Supplied records ::
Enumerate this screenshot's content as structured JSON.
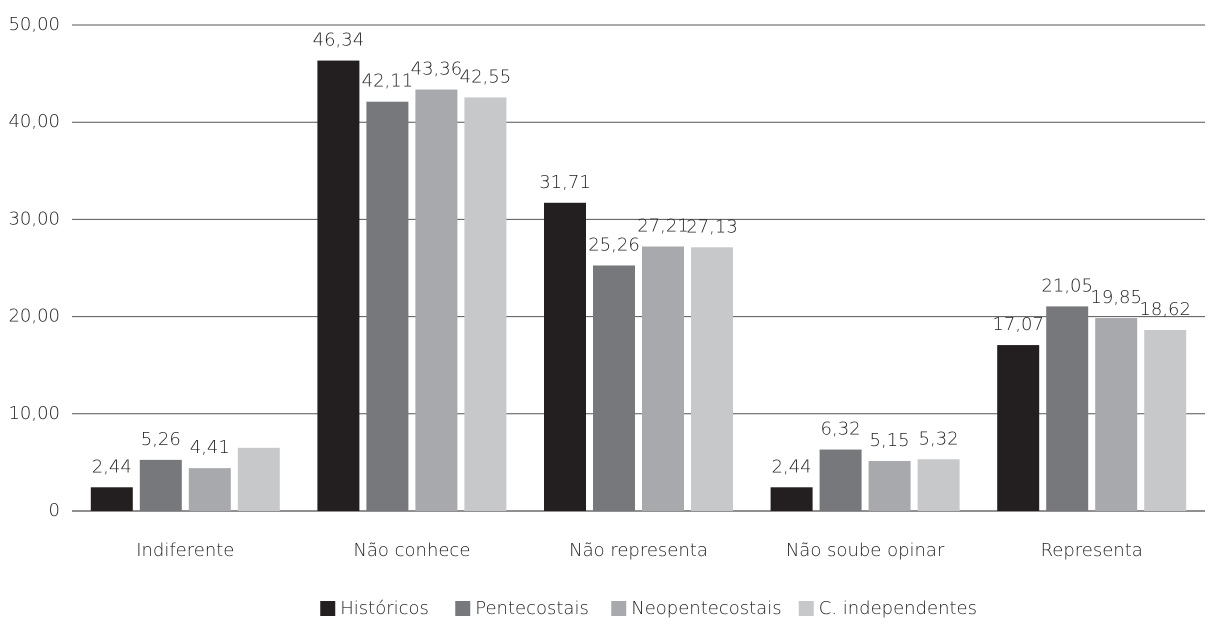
{
  "chart_data": {
    "type": "bar",
    "categories": [
      "Indiferente",
      "Não conhece",
      "Não representa",
      "Não soube opinar",
      "Representa"
    ],
    "series": [
      {
        "name": "Históricos",
        "color": "#231f20",
        "values": [
          2.44,
          46.34,
          31.71,
          2.44,
          17.07
        ],
        "value_labels": [
          "2,44",
          "46,34",
          "31,71",
          "2,44",
          "17,07"
        ]
      },
      {
        "name": "Pentecostais",
        "color": "#77787b",
        "values": [
          5.26,
          42.11,
          25.26,
          6.32,
          21.05
        ],
        "value_labels": [
          "5,26",
          "42,11",
          "25,26",
          "6,32",
          "21,05"
        ]
      },
      {
        "name": "Neopentecostais",
        "color": "#a7a9ac",
        "values": [
          4.41,
          43.36,
          27.21,
          5.15,
          19.85
        ],
        "value_labels": [
          "4,41",
          "43,36",
          "27,21",
          "5,15",
          "19,85"
        ]
      },
      {
        "name": "C. independentes",
        "color": "#c7c8ca",
        "values": [
          6.5,
          42.55,
          27.13,
          5.32,
          18.62
        ],
        "value_labels": [
          null,
          "42,55",
          "27,13",
          "5,32",
          "18,62"
        ]
      }
    ],
    "ylim": [
      0,
      50
    ],
    "yticks": [
      0,
      {
        "value": 10,
        "label": "10,00"
      },
      {
        "value": 20,
        "label": "20,00"
      },
      {
        "value": 30,
        "label": "30,00"
      },
      {
        "value": 40,
        "label": "40,00"
      },
      {
        "value": 50,
        "label": "50,00"
      }
    ],
    "grid": true,
    "legend": "bottom"
  }
}
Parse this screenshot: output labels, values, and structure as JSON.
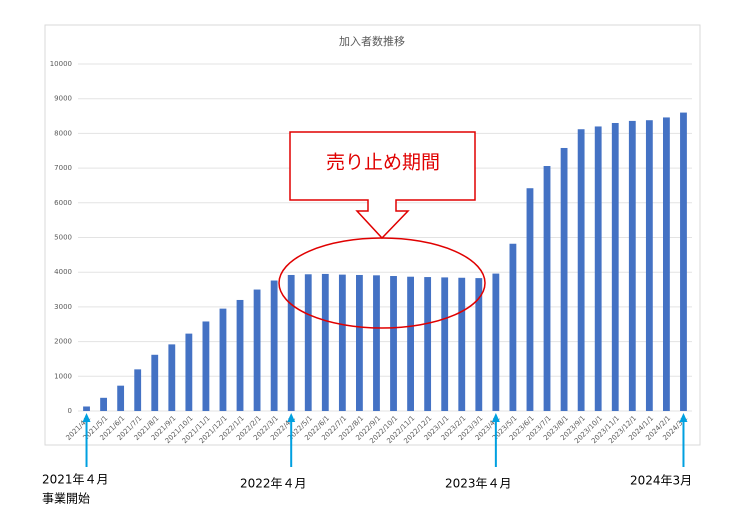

Exercise instructions ::
Of the lines above, how many hold the string "this"? Answer with only the number.

Complete answer ::
2